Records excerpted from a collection
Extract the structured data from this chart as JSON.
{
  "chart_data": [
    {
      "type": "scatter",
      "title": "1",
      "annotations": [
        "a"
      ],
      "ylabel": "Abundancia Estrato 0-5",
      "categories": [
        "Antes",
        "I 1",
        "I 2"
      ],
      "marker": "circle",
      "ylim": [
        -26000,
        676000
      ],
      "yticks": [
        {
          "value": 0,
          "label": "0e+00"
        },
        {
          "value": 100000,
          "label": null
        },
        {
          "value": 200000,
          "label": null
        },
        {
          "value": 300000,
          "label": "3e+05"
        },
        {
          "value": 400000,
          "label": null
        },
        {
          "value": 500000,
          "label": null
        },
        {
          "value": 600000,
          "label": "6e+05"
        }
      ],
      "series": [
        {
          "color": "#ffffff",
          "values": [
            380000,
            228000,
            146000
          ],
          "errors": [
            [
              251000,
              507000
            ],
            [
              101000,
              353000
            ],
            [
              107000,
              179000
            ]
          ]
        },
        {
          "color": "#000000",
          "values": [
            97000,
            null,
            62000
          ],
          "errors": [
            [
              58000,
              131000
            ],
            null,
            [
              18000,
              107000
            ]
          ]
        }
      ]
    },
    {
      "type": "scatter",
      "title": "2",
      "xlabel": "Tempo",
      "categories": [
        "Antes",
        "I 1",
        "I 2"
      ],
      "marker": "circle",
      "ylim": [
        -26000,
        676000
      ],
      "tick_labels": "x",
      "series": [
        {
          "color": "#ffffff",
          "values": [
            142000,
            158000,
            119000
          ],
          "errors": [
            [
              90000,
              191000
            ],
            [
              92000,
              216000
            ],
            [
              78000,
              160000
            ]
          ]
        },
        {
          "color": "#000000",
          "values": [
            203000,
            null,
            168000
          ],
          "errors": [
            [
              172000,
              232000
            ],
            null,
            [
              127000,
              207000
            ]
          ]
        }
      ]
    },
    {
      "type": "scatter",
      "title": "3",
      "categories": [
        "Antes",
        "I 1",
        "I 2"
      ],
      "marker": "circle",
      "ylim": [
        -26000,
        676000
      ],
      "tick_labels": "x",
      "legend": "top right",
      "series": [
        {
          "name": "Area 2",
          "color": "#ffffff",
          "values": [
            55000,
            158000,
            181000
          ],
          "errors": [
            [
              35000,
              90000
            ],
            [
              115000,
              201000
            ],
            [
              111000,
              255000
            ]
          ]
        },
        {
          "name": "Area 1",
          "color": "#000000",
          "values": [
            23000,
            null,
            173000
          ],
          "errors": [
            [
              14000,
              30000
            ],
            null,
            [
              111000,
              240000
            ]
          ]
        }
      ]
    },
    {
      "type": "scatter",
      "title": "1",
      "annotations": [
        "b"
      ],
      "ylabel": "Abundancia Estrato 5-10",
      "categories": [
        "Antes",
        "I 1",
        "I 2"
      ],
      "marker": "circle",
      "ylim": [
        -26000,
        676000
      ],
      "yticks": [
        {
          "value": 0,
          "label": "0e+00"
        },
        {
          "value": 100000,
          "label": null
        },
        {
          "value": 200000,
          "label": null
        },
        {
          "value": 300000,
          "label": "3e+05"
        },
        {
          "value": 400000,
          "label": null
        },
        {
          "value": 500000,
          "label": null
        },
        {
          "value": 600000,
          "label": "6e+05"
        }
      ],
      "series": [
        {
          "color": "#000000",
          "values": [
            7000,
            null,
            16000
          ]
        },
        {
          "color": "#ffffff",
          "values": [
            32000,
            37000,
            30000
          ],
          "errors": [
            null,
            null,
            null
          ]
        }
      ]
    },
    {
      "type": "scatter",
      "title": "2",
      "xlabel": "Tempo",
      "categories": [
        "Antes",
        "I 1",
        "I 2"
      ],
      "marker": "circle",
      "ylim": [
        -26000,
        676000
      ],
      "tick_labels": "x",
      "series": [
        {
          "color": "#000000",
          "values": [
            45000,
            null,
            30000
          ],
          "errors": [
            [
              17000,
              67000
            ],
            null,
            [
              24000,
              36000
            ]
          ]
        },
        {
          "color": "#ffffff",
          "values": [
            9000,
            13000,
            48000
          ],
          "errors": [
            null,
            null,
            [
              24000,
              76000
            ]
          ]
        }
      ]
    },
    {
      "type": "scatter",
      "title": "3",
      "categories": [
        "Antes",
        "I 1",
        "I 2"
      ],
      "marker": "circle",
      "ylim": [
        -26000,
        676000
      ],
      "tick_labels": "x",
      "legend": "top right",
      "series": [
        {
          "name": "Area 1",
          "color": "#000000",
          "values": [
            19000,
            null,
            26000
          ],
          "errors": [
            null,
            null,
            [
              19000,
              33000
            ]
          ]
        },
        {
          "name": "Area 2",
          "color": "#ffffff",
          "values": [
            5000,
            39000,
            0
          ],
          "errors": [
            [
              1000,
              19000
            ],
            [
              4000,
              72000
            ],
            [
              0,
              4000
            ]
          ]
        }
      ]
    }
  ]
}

* [Set problem]
Reproduce each entry word for word.

* [Problem solution]
Extract the structured data from this chart as JSON.
{
  "chart_data": [
    {
      "type": "scatter",
      "title": "1",
      "annotations": [
        "a"
      ],
      "ylabel": "Abundancia Estrato 0-5",
      "categories": [
        "Antes",
        "I 1",
        "I 2"
      ],
      "marker": "circle",
      "ylim": [
        -26000,
        676000
      ],
      "yticks": [
        {
          "value": 0,
          "label": "0e+00"
        },
        {
          "value": 100000,
          "label": null
        },
        {
          "value": 200000,
          "label": null
        },
        {
          "value": 300000,
          "label": "3e+05"
        },
        {
          "value": 400000,
          "label": null
        },
        {
          "value": 500000,
          "label": null
        },
        {
          "value": 600000,
          "label": "6e+05"
        }
      ],
      "series": [
        {
          "color": "#ffffff",
          "values": [
            380000,
            228000,
            146000
          ],
          "errors": [
            [
              251000,
              507000
            ],
            [
              101000,
              353000
            ],
            [
              107000,
              179000
            ]
          ]
        },
        {
          "color": "#000000",
          "values": [
            97000,
            null,
            62000
          ],
          "errors": [
            [
              58000,
              131000
            ],
            null,
            [
              18000,
              107000
            ]
          ]
        }
      ]
    },
    {
      "type": "scatter",
      "title": "2",
      "xlabel": "Tempo",
      "categories": [
        "Antes",
        "I 1",
        "I 2"
      ],
      "marker": "circle",
      "ylim": [
        -26000,
        676000
      ],
      "tick_labels": "x",
      "series": [
        {
          "color": "#ffffff",
          "values": [
            142000,
            158000,
            119000
          ],
          "errors": [
            [
              90000,
              191000
            ],
            [
              92000,
              216000
            ],
            [
              78000,
              160000
            ]
          ]
        },
        {
          "color": "#000000",
          "values": [
            203000,
            null,
            168000
          ],
          "errors": [
            [
              172000,
              232000
            ],
            null,
            [
              127000,
              207000
            ]
          ]
        }
      ]
    },
    {
      "type": "scatter",
      "title": "3",
      "categories": [
        "Antes",
        "I 1",
        "I 2"
      ],
      "marker": "circle",
      "ylim": [
        -26000,
        676000
      ],
      "tick_labels": "x",
      "legend": "top right",
      "series": [
        {
          "name": "Area 2",
          "color": "#ffffff",
          "values": [
            55000,
            158000,
            181000
          ],
          "errors": [
            [
              35000,
              90000
            ],
            [
              115000,
              201000
            ],
            [
              111000,
              255000
            ]
          ]
        },
        {
          "name": "Area 1",
          "color": "#000000",
          "values": [
            23000,
            null,
            173000
          ],
          "errors": [
            [
              14000,
              30000
            ],
            null,
            [
              111000,
              240000
            ]
          ]
        }
      ]
    },
    {
      "type": "scatter",
      "title": "1",
      "annotations": [
        "b"
      ],
      "ylabel": "Abundancia Estrato 5-10",
      "categories": [
        "Antes",
        "I 1",
        "I 2"
      ],
      "marker": "circle",
      "ylim": [
        -26000,
        676000
      ],
      "yticks": [
        {
          "value": 0,
          "label": "0e+00"
        },
        {
          "value": 100000,
          "label": null
        },
        {
          "value": 200000,
          "label": null
        },
        {
          "value": 300000,
          "label": "3e+05"
        },
        {
          "value": 400000,
          "label": null
        },
        {
          "value": 500000,
          "label": null
        },
        {
          "value": 600000,
          "label": "6e+05"
        }
      ],
      "series": [
        {
          "color": "#000000",
          "values": [
            7000,
            null,
            16000
          ]
        },
        {
          "color": "#ffffff",
          "values": [
            32000,
            37000,
            30000
          ],
          "errors": [
            null,
            null,
            null
          ]
        }
      ]
    },
    {
      "type": "scatter",
      "title": "2",
      "xlabel": "Tempo",
      "categories": [
        "Antes",
        "I 1",
        "I 2"
      ],
      "marker": "circle",
      "ylim": [
        -26000,
        676000
      ],
      "tick_labels": "x",
      "series": [
        {
          "color": "#000000",
          "values": [
            45000,
            null,
            30000
          ],
          "errors": [
            [
              17000,
              67000
            ],
            null,
            [
              24000,
              36000
            ]
          ]
        },
        {
          "color": "#ffffff",
          "values": [
            9000,
            13000,
            48000
          ],
          "errors": [
            null,
            null,
            [
              24000,
              76000
            ]
          ]
        }
      ]
    },
    {
      "type": "scatter",
      "title": "3",
      "categories": [
        "Antes",
        "I 1",
        "I 2"
      ],
      "marker": "circle",
      "ylim": [
        -26000,
        676000
      ],
      "tick_labels": "x",
      "legend": "top right",
      "series": [
        {
          "name": "Area 1",
          "color": "#000000",
          "values": [
            19000,
            null,
            26000
          ],
          "errors": [
            null,
            null,
            [
              19000,
              33000
            ]
          ]
        },
        {
          "name": "Area 2",
          "color": "#ffffff",
          "values": [
            5000,
            39000,
            0
          ],
          "errors": [
            [
              1000,
              19000
            ],
            [
              4000,
              72000
            ],
            [
              0,
              4000
            ]
          ]
        }
      ]
    }
  ]
}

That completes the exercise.